*Brief*
Check each line of the listing, and copy it if it contains the word "konstytucyjności".

*Entries supplied*

┌────────

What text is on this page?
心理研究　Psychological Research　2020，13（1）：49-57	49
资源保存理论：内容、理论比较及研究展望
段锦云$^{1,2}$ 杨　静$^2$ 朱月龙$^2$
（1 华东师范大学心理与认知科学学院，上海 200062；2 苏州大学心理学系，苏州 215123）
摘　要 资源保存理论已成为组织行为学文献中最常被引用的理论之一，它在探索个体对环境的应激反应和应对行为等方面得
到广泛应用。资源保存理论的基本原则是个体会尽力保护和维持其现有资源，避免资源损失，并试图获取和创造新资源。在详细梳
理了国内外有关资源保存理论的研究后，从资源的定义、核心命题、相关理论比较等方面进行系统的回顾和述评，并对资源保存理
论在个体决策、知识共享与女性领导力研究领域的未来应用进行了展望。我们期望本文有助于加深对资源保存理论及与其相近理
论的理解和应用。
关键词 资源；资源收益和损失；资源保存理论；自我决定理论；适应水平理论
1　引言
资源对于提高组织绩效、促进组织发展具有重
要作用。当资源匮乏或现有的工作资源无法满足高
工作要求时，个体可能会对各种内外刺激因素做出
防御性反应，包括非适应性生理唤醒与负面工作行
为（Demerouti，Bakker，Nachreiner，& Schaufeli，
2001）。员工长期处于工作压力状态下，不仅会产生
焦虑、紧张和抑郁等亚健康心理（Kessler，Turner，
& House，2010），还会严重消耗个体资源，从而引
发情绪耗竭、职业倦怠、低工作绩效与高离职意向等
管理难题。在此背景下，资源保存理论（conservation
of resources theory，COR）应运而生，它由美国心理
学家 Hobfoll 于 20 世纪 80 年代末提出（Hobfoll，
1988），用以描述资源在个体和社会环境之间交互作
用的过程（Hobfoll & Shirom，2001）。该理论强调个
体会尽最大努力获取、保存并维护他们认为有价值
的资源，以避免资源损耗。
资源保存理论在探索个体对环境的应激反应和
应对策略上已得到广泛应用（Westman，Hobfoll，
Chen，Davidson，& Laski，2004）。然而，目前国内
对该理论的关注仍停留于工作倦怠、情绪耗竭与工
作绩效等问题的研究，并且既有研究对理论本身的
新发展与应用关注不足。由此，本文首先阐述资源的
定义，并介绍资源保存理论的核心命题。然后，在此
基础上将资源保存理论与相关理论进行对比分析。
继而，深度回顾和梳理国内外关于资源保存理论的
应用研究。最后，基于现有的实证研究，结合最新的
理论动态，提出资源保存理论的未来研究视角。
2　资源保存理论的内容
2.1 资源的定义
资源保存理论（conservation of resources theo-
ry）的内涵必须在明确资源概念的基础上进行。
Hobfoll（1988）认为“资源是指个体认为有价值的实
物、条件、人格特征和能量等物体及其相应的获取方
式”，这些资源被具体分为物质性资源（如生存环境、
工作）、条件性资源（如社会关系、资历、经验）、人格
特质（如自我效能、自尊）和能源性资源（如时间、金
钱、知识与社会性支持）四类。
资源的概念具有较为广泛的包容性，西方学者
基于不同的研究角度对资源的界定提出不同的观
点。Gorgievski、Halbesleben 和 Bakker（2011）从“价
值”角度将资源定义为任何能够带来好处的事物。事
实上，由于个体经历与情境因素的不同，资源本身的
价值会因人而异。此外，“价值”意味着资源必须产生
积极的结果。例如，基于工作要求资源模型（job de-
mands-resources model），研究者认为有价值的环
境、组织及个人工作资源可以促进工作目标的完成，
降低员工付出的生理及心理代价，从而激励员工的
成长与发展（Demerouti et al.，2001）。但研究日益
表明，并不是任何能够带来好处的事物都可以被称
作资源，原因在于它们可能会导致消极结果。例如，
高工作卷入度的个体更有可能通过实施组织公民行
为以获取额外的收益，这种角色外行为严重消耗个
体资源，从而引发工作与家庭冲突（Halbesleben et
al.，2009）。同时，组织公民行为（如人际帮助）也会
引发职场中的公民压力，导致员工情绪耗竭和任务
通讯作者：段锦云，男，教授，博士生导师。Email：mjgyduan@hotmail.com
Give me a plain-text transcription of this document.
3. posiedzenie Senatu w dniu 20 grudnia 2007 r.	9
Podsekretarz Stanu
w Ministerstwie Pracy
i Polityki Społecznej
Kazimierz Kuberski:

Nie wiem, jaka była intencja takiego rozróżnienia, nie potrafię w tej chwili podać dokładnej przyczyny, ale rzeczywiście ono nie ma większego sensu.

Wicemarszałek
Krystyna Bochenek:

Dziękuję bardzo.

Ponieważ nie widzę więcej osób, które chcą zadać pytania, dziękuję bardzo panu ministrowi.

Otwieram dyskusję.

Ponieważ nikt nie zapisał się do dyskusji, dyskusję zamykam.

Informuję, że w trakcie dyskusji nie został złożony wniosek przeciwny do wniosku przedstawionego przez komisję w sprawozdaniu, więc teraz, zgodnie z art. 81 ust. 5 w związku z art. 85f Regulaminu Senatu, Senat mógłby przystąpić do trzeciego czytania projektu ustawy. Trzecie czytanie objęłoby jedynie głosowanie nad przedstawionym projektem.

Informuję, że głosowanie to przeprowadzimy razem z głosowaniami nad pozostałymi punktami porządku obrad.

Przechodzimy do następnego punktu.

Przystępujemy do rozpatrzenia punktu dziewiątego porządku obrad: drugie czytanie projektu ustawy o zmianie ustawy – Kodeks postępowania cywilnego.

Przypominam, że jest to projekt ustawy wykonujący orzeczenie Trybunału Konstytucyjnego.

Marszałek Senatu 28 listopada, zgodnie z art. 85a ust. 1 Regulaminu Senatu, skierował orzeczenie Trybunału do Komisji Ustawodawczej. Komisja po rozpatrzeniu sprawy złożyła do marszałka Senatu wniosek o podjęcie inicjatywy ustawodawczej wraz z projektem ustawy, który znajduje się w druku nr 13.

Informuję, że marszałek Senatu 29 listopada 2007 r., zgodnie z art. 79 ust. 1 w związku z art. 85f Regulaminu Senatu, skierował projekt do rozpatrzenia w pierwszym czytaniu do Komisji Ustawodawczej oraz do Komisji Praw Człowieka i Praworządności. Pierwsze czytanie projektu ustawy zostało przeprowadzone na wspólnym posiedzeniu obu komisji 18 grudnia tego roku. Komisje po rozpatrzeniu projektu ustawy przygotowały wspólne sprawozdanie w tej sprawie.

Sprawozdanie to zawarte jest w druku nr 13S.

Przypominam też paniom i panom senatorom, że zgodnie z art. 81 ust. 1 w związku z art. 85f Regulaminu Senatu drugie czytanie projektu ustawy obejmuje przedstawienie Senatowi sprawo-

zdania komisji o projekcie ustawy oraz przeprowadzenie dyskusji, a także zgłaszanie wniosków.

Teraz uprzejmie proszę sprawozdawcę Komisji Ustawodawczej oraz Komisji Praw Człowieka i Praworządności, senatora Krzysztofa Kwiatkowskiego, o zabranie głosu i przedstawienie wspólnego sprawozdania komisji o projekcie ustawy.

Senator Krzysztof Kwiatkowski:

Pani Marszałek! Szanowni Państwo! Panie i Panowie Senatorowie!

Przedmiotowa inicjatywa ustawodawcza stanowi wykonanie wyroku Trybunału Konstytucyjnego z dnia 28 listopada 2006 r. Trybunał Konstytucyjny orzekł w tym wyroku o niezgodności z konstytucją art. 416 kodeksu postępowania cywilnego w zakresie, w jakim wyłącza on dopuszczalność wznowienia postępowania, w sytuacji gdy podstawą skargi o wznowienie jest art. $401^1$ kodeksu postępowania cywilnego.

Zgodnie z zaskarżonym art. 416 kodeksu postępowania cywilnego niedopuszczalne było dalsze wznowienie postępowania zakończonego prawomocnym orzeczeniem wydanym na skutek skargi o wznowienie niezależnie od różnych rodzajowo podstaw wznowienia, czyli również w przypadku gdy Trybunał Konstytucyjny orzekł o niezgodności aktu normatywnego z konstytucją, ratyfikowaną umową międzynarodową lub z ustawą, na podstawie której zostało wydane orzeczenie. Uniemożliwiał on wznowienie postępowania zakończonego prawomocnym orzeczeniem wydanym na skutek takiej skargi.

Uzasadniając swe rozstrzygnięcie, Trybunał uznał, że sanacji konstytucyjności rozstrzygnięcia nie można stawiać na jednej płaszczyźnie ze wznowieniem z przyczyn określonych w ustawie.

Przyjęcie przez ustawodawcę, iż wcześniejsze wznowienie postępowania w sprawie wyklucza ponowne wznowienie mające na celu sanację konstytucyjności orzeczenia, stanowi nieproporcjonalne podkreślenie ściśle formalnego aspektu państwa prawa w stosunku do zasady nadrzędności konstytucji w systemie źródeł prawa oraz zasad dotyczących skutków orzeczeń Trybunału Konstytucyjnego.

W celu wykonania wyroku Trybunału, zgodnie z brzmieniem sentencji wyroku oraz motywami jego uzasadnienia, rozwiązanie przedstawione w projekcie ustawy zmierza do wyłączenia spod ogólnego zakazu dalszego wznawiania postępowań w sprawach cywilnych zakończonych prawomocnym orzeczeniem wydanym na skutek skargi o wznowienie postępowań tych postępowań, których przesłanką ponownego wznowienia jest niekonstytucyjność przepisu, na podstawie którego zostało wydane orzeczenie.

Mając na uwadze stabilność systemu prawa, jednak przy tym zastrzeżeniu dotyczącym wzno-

└────────

*Exercise output*
Uzasadniając swe rozstrzygnięcie, Trybunał uznał, że sanacji konstytucyjności rozstrzygnięcia nie można stawiać na jednej płaszczyźnie ze wznowieniem z przyczyn określonych w ustawie.
Przyjęcie przez ustawodawcę, iż wcześniejsze wznowienie postępowania w sprawie wyklucza ponowne wznowienie mające na celu sanację konstytucyjności orzeczenia, stanowi nieproporcjonalne podkreślenie ściśle formalnego aspektu państwa prawa w stosunku do zasady nadrzędności konstytucji w systemie źródeł prawa oraz zasad dotyczących skutków orzeczeń Trybunału Konstytucyjnego.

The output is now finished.